* **To be done**: Go through the material below and copy each line where the word "name" appears.
····················
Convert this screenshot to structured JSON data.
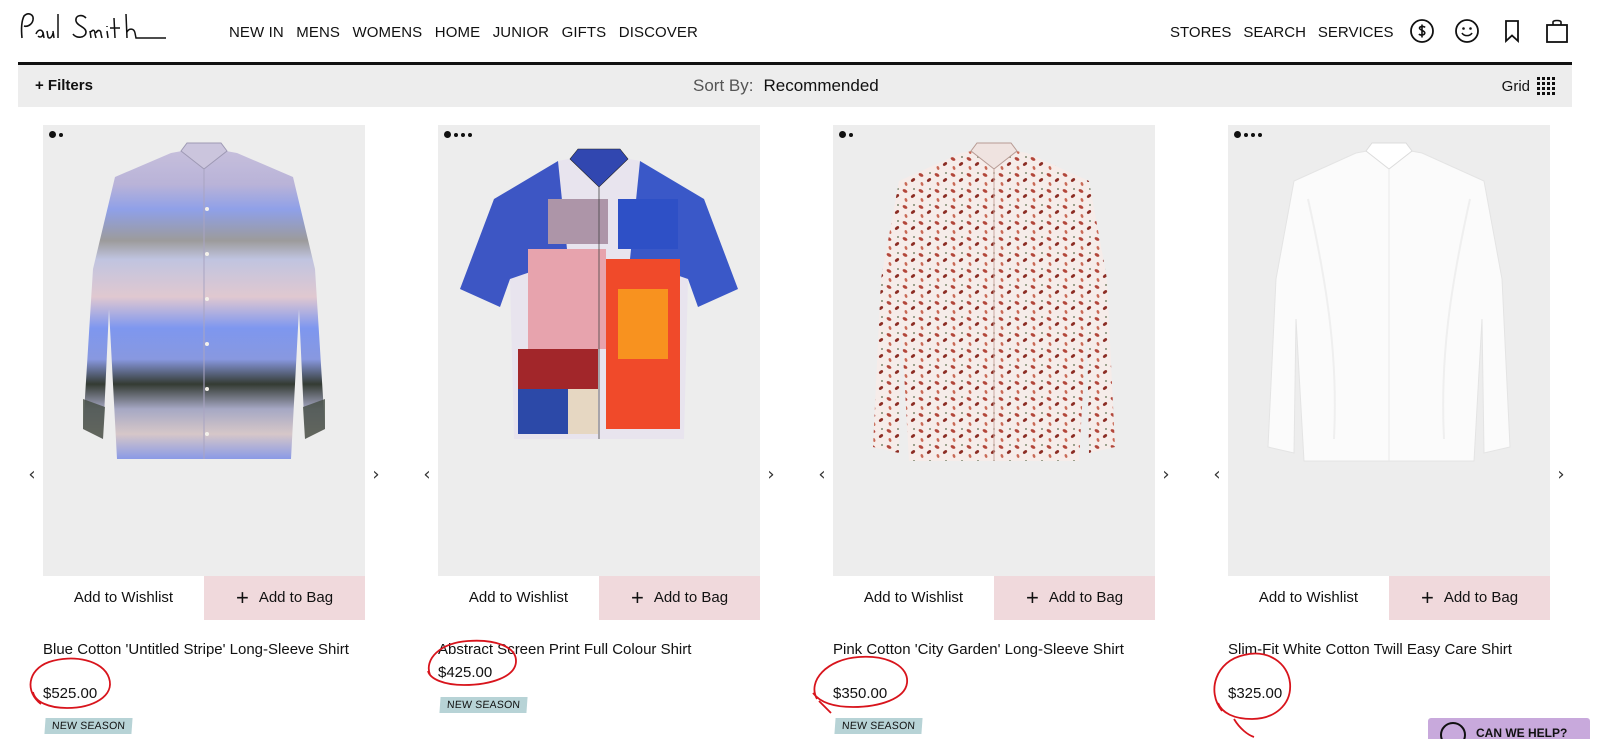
{
  "brand": "Paul Smith",
  "nav": {
    "items": [
      "NEW IN",
      "MENS",
      "WOMENS",
      "HOME",
      "JUNIOR",
      "GIFTS",
      "DISCOVER"
    ],
    "utility": [
      "STORES",
      "SEARCH",
      "SERVICES"
    ]
  },
  "header_icons": [
    "currency-dollar-icon",
    "account-smiley-icon",
    "wishlist-bookmark-icon",
    "bag-icon"
  ],
  "toolbar": {
    "filters": "+ Filters",
    "sort_label": "Sort By:",
    "sort_value": "Recommended",
    "view_label": "Grid"
  },
  "buttons": {
    "wishlist": "Add to Wishlist",
    "bag": "Add to Bag"
  },
  "products": [
    {
      "name": "Blue Cotton 'Untitled Stripe' Long-Sleeve Shirt",
      "price": "$525.00",
      "badge": "NEW SEASON",
      "image_count": 2,
      "price_circled": true
    },
    {
      "name": "Abstract Screen Print Full Colour Shirt",
      "price": "$425.00",
      "badge": "NEW SEASON",
      "image_count": 4,
      "price_circled": true
    },
    {
      "name": "Pink Cotton 'City Garden' Long-Sleeve Shirt",
      "price": "$350.00",
      "badge": "NEW SEASON",
      "image_count": 2,
      "price_circled": true
    },
    {
      "name": "Slim-Fit White Cotton Twill Easy Care Shirt",
      "price": "$325.00",
      "badge": "",
      "image_count": 4,
      "price_circled": true
    }
  ],
  "help": "CAN WE HELP?",
  "colors": {
    "accent_pink": "#f0d9dc",
    "badge_blue": "#b7d3d6",
    "annotation_red": "#d8141c",
    "help_purple": "#c8a9dc"
  }
}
····················
* **Solution to this task**:
      "name": "Blue Cotton 'Untitled Stripe' Long-Sleeve Shirt",
      "name": "Abstract Screen Print Full Colour Shirt",
      "name": "Pink Cotton 'City Garden' Long-Sleeve Shirt",
      "name": "Slim-Fit White Cotton Twill Easy Care Shirt",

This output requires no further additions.